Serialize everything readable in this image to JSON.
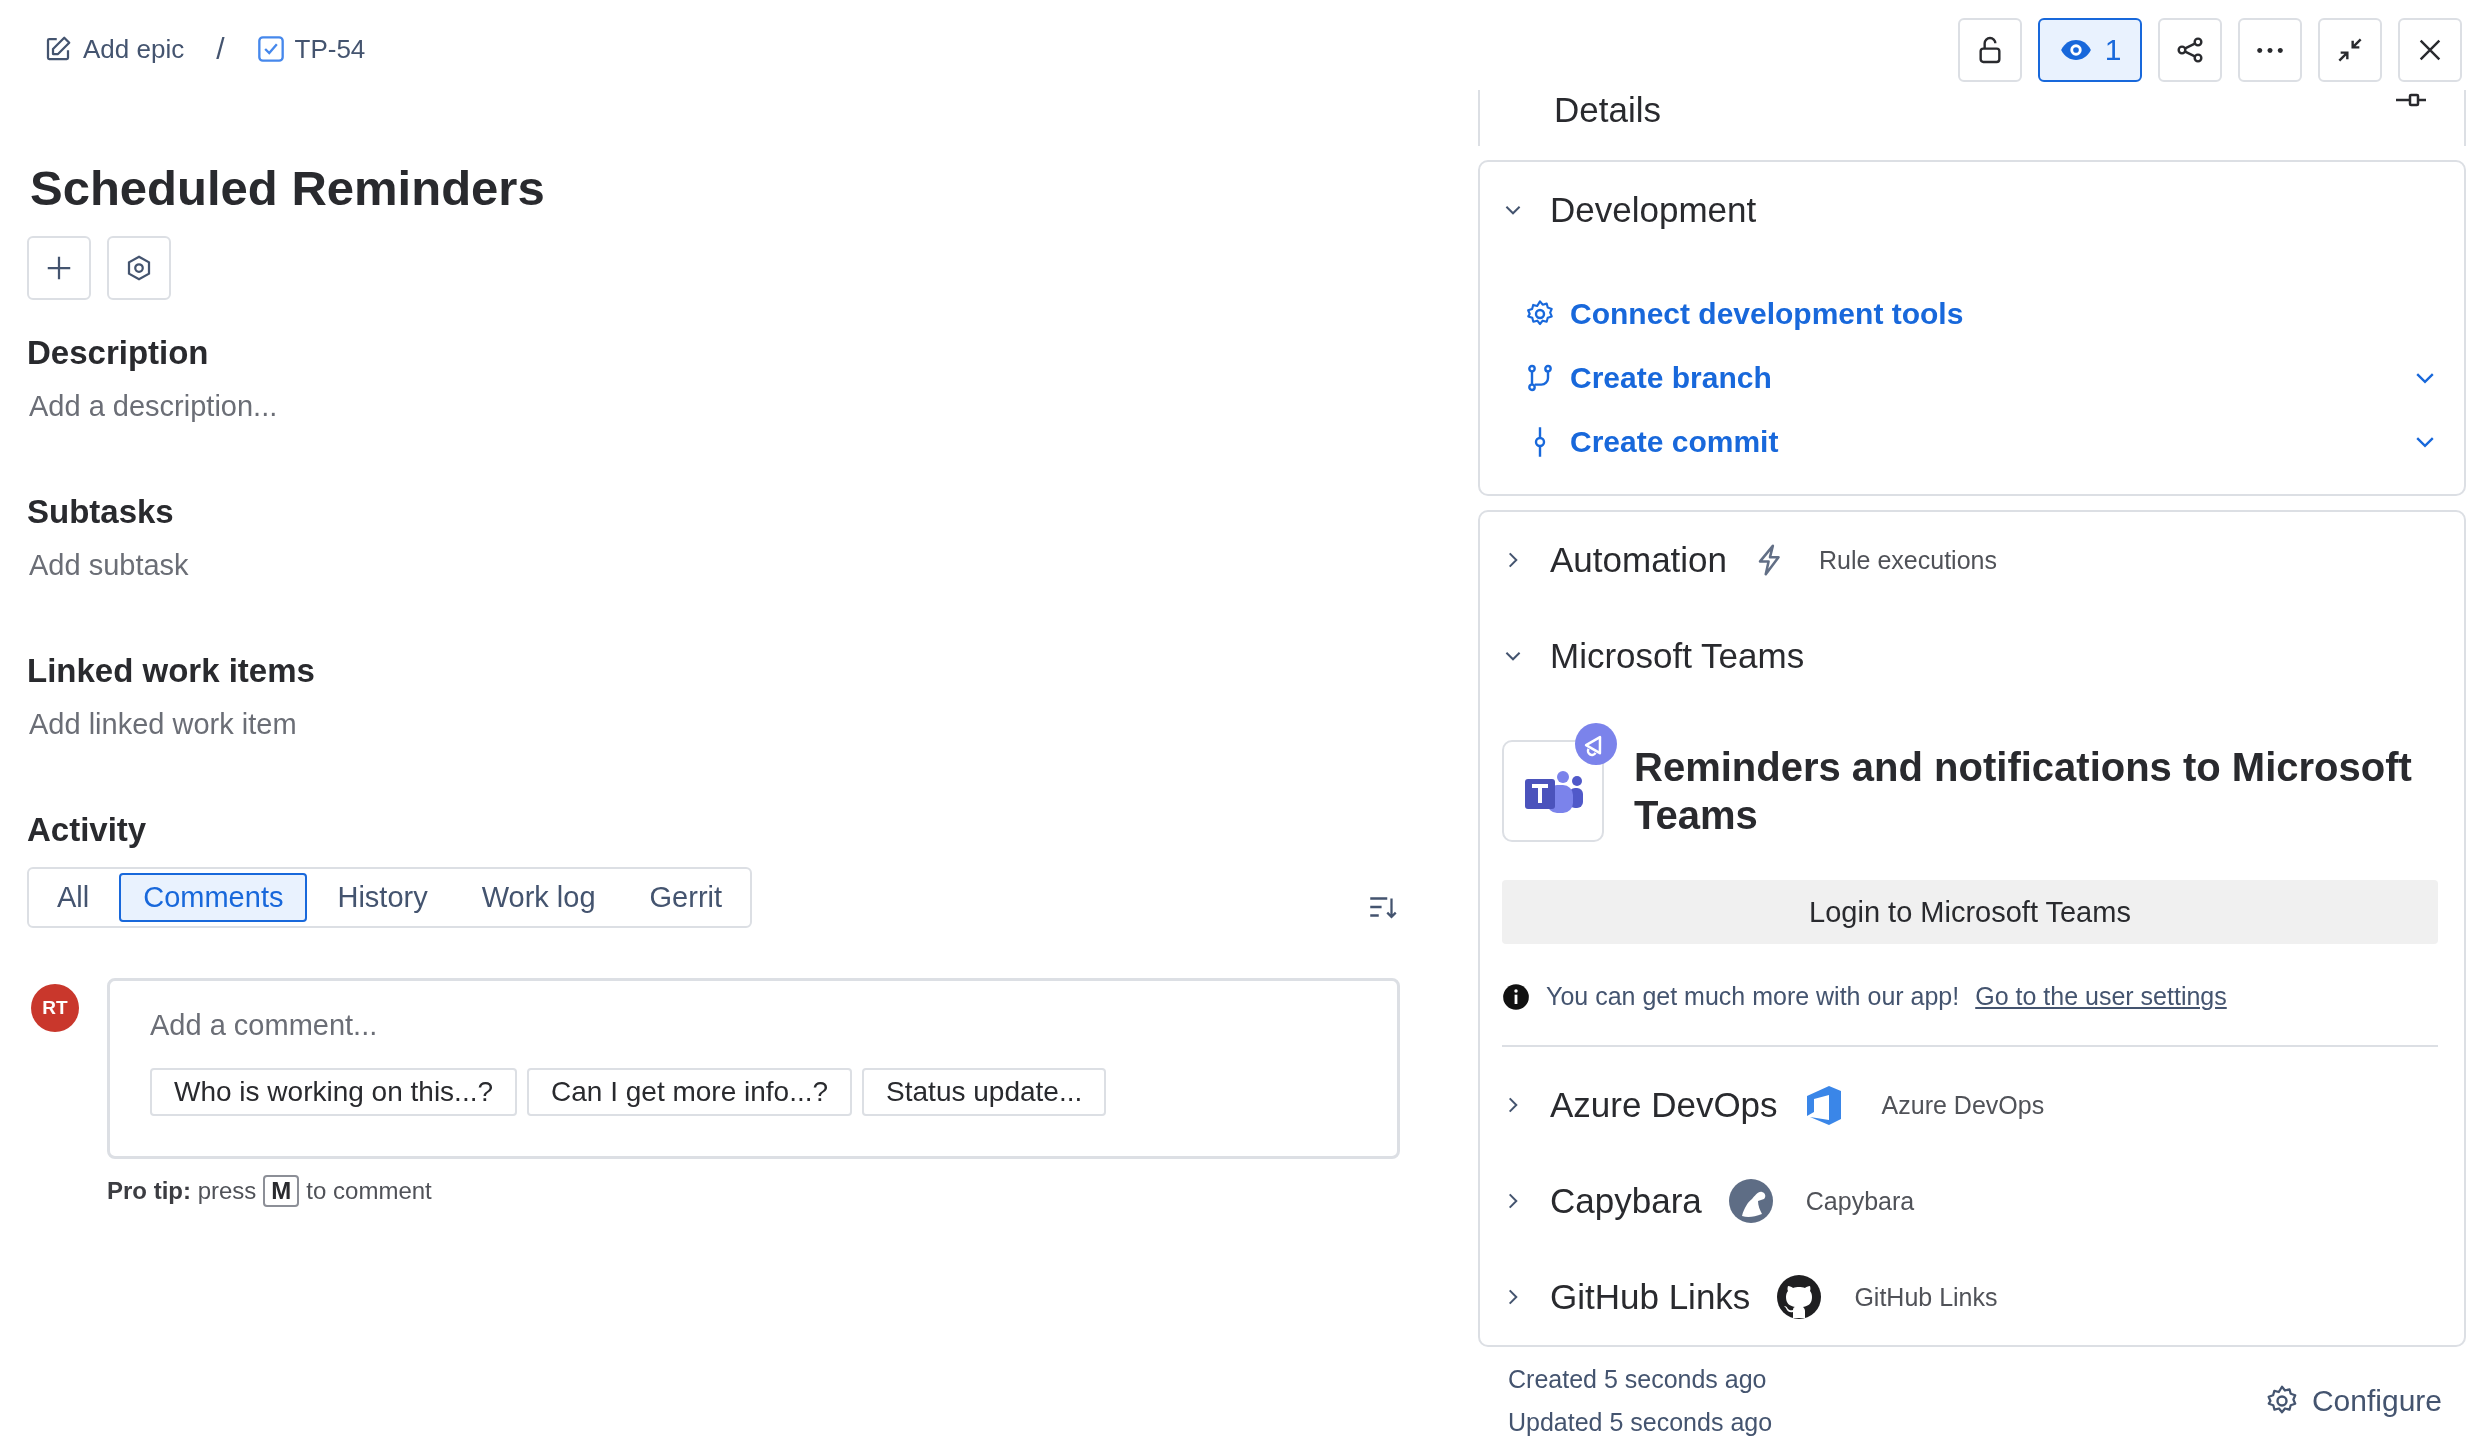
{
  "breadcrumb": [
    {
      "kind": "epic",
      "label": "Add epic"
    },
    {
      "kind": "task",
      "label": "TP-54"
    }
  ],
  "breadcrumb_separator": "/",
  "toolbar": [
    {
      "kind": "lock",
      "on": false
    },
    {
      "kind": "watch",
      "on": true,
      "count": "1"
    },
    {
      "kind": "share",
      "on": false
    },
    {
      "kind": "more",
      "on": false
    },
    {
      "kind": "minimize",
      "on": false
    },
    {
      "kind": "close",
      "on": false
    }
  ],
  "title": "Scheduled Reminders",
  "sections": [
    {
      "heading": "Description",
      "placeholder": "Add a description..."
    },
    {
      "heading": "Subtasks",
      "placeholder": "Add subtask"
    },
    {
      "heading": "Linked work items",
      "placeholder": "Add linked work item"
    }
  ],
  "activity": {
    "heading": "Activity",
    "tabs": [
      {
        "label": "All",
        "selected": false
      },
      {
        "label": "Comments",
        "selected": true
      },
      {
        "label": "History",
        "selected": false
      },
      {
        "label": "Work log",
        "selected": false
      },
      {
        "label": "Gerrit",
        "selected": false
      }
    ],
    "avatar": "RT",
    "comment_placeholder": "Add a comment...",
    "suggestions": [
      "Who is working on this...?",
      "Can I get more info...?",
      "Status update..."
    ],
    "pro_tip": {
      "text": "**Pro tip:** press",
      "key": "M",
      "after": "to comment"
    }
  },
  "details": {
    "title": "Details"
  },
  "development": {
    "title": "Development",
    "expanded": true,
    "actions": [
      {
        "kind": "connect",
        "label": "Connect development tools",
        "dropdown": false
      },
      {
        "kind": "branch",
        "label": "Create branch",
        "dropdown": true
      },
      {
        "kind": "commit",
        "label": "Create commit",
        "dropdown": true
      }
    ]
  },
  "apps": [
    {
      "kind": "automation",
      "title": "Automation",
      "expanded": false,
      "caption": "Rule executions"
    },
    {
      "kind": "teams",
      "title": "Microsoft Teams",
      "expanded": true,
      "heading": "Reminders and notifications to Microsoft Teams",
      "button": "Login to Microsoft Teams",
      "info": "You can get much more with our app!",
      "link": "Go to the user settings"
    },
    {
      "kind": "azure",
      "title": "Azure DevOps",
      "expanded": false,
      "caption": "Azure DevOps"
    },
    {
      "kind": "capybara",
      "title": "Capybara",
      "expanded": false,
      "caption": "Capybara"
    },
    {
      "kind": "github",
      "title": "GitHub Links",
      "expanded": false,
      "caption": "GitHub Links"
    }
  ],
  "footer": {
    "created": "Created 5 seconds ago",
    "updated": "Updated 5 seconds ago",
    "configure": "Configure"
  }
}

Written task: Print the complete listing exactly as it stands, without its pictures.

Final answer:
Serialize everything readable in this image to JSON.
{
  "breadcrumb": [
    {
      "kind": "epic",
      "label": "Add epic"
    },
    {
      "kind": "task",
      "label": "TP-54"
    }
  ],
  "breadcrumb_separator": "/",
  "toolbar": [
    {
      "kind": "lock",
      "on": false
    },
    {
      "kind": "watch",
      "on": true,
      "count": "1"
    },
    {
      "kind": "share",
      "on": false
    },
    {
      "kind": "more",
      "on": false
    },
    {
      "kind": "minimize",
      "on": false
    },
    {
      "kind": "close",
      "on": false
    }
  ],
  "title": "Scheduled Reminders",
  "sections": [
    {
      "heading": "Description",
      "placeholder": "Add a description..."
    },
    {
      "heading": "Subtasks",
      "placeholder": "Add subtask"
    },
    {
      "heading": "Linked work items",
      "placeholder": "Add linked work item"
    }
  ],
  "activity": {
    "heading": "Activity",
    "tabs": [
      {
        "label": "All",
        "selected": false
      },
      {
        "label": "Comments",
        "selected": true
      },
      {
        "label": "History",
        "selected": false
      },
      {
        "label": "Work log",
        "selected": false
      },
      {
        "label": "Gerrit",
        "selected": false
      }
    ],
    "avatar": "RT",
    "comment_placeholder": "Add a comment...",
    "suggestions": [
      "Who is working on this...?",
      "Can I get more info...?",
      "Status update..."
    ],
    "pro_tip": {
      "text": "**Pro tip:** press",
      "key": "M",
      "after": "to comment"
    }
  },
  "details": {
    "title": "Details"
  },
  "development": {
    "title": "Development",
    "expanded": true,
    "actions": [
      {
        "kind": "connect",
        "label": "Connect development tools",
        "dropdown": false
      },
      {
        "kind": "branch",
        "label": "Create branch",
        "dropdown": true
      },
      {
        "kind": "commit",
        "label": "Create commit",
        "dropdown": true
      }
    ]
  },
  "apps": [
    {
      "kind": "automation",
      "title": "Automation",
      "expanded": false,
      "caption": "Rule executions"
    },
    {
      "kind": "teams",
      "title": "Microsoft Teams",
      "expanded": true,
      "heading": "Reminders and notifications to Microsoft Teams",
      "button": "Login to Microsoft Teams",
      "info": "You can get much more with our app!",
      "link": "Go to the user settings"
    },
    {
      "kind": "azure",
      "title": "Azure DevOps",
      "expanded": false,
      "caption": "Azure DevOps"
    },
    {
      "kind": "capybara",
      "title": "Capybara",
      "expanded": false,
      "caption": "Capybara"
    },
    {
      "kind": "github",
      "title": "GitHub Links",
      "expanded": false,
      "caption": "GitHub Links"
    }
  ],
  "footer": {
    "created": "Created 5 seconds ago",
    "updated": "Updated 5 seconds ago",
    "configure": "Configure"
  }
}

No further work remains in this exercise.